▸ **WHAT TO PRODUCE**: Write out every line below that includes the word "Hispanic".

__________

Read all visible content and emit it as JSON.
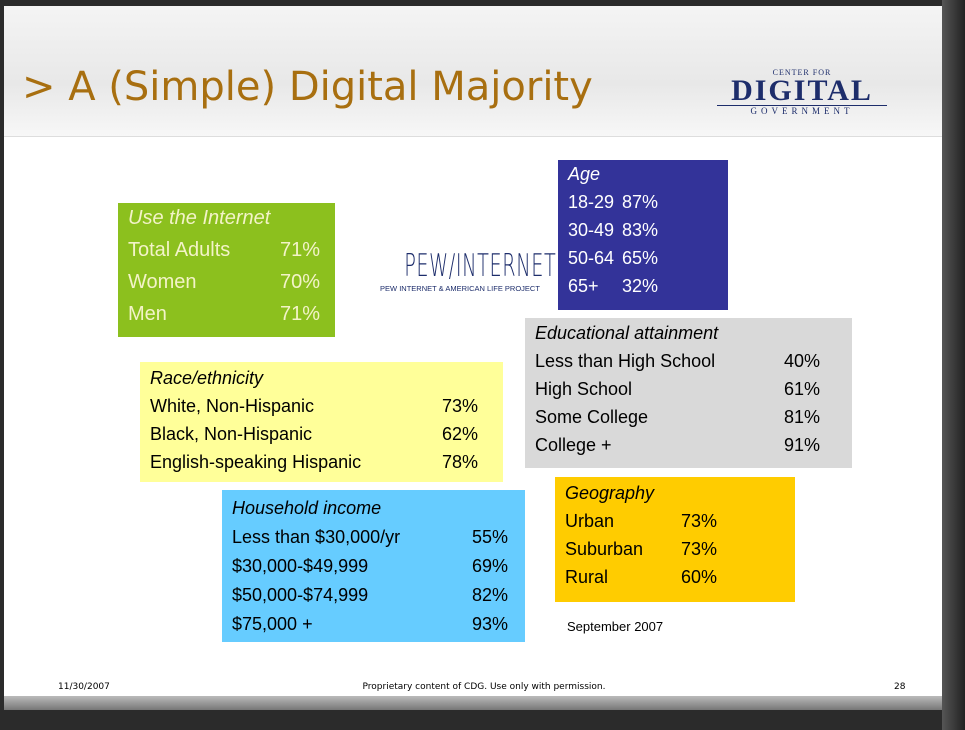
{
  "title": "> A (Simple) Digital Majority",
  "logo": {
    "top": "CENTER FOR",
    "main": "DIGITAL",
    "bottom": "GOVERNMENT"
  },
  "pew_logo": {
    "main": "PEW/INTERNET",
    "sub": "PEW INTERNET & AMERICAN LIFE PROJECT"
  },
  "boxes": [
    {
      "heading": "Use the Internet",
      "rows": [
        {
          "label": "Total Adults",
          "value": "71%"
        },
        {
          "label": "Women",
          "value": "70%"
        },
        {
          "label": "Men",
          "value": "71%"
        }
      ]
    },
    {
      "heading": "Age",
      "rows": [
        {
          "label": "18-29",
          "value": "87%"
        },
        {
          "label": "30-49",
          "value": "83%"
        },
        {
          "label": "50-64",
          "value": "65%"
        },
        {
          "label": "65+",
          "value": "32%"
        }
      ]
    },
    {
      "heading": "Educational attainment",
      "rows": [
        {
          "label": "Less than High School",
          "value": "40%"
        },
        {
          "label": "High School",
          "value": "61%"
        },
        {
          "label": "Some College",
          "value": "81%"
        },
        {
          "label": "College +",
          "value": "91%"
        }
      ]
    },
    {
      "heading": "Race/ethnicity",
      "rows": [
        {
          "label": "White, Non-Hispanic",
          "value": "73%"
        },
        {
          "label": "Black, Non-Hispanic",
          "value": "62%"
        },
        {
          "label": "English-speaking Hispanic",
          "value": "78%"
        }
      ]
    },
    {
      "heading": "Household income",
      "rows": [
        {
          "label": "Less than $30,000/yr",
          "value": "55%"
        },
        {
          "label": "$30,000-$49,999",
          "value": "69%"
        },
        {
          "label": "$50,000-$74,999",
          "value": "82%"
        },
        {
          "label": "$75,000 +",
          "value": "93%"
        }
      ]
    },
    {
      "heading": "Geography",
      "rows": [
        {
          "label": "Urban",
          "value": "73%"
        },
        {
          "label": "Suburban",
          "value": "73%"
        },
        {
          "label": "Rural",
          "value": "60%"
        }
      ]
    }
  ],
  "date_note": "September 2007",
  "footer": {
    "date": "11/30/2007",
    "notice": "Proprietary content of CDG. Use only with permission.",
    "page": "28"
  }
}
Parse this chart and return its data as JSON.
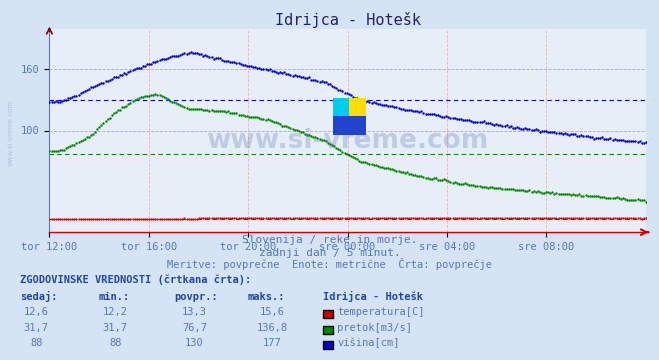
{
  "title": "Idrijca - Hotešk",
  "bg_color": "#d4e4f4",
  "plot_bg_color": "#e8eef8",
  "x_labels": [
    "tor 12:00",
    "tor 16:00",
    "tor 20:00",
    "sre 00:00",
    "sre 04:00",
    "sre 08:00"
  ],
  "x_ticks_norm": [
    0.0,
    0.1667,
    0.3333,
    0.5,
    0.6667,
    0.8333
  ],
  "ylim": [
    0,
    200
  ],
  "y_ticks": [
    100,
    160
  ],
  "subtitle1": "Slovenija / reke in morje.",
  "subtitle2": "zadnji dan / 5 minut.",
  "subtitle3": "Meritve: povprečne  Enote: metrične  Črta: povprečje",
  "table_header": "ZGODOVINSKE VREDNOSTI (črtkana črta):",
  "col_headers": [
    "sedaj:",
    "min.:",
    "povpr.:",
    "maks.:"
  ],
  "rows": [
    {
      "values": [
        "12,6",
        "12,2",
        "13,3",
        "15,6"
      ],
      "label": "temperatura[C]",
      "color": "#cc0000"
    },
    {
      "values": [
        "31,7",
        "31,7",
        "76,7",
        "136,8"
      ],
      "label": "pretok[m3/s]",
      "color": "#008800"
    },
    {
      "values": [
        "88",
        "88",
        "130",
        "177"
      ],
      "label": "višina[cm]",
      "color": "#0000cc"
    }
  ],
  "station_label": "Idrijca - Hotešk",
  "avg_visina": 130,
  "avg_pretok": 76.7,
  "avg_temp": 13.3,
  "color_visina": "#0000cc",
  "color_pretok": "#008800",
  "color_temp": "#cc0000",
  "text_color": "#5577bb",
  "title_color": "#222266",
  "label_color": "#2244aa",
  "grid_v_color": "#ffaaaa",
  "grid_h_color": "#aaaacc",
  "watermark": "www.si-vreme.com"
}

__________

▸ **FINISHED TASK**:
          "label": "White, Non-Hispanic",
          "label": "Black, Non-Hispanic",
          "label": "English-speaking Hispanic",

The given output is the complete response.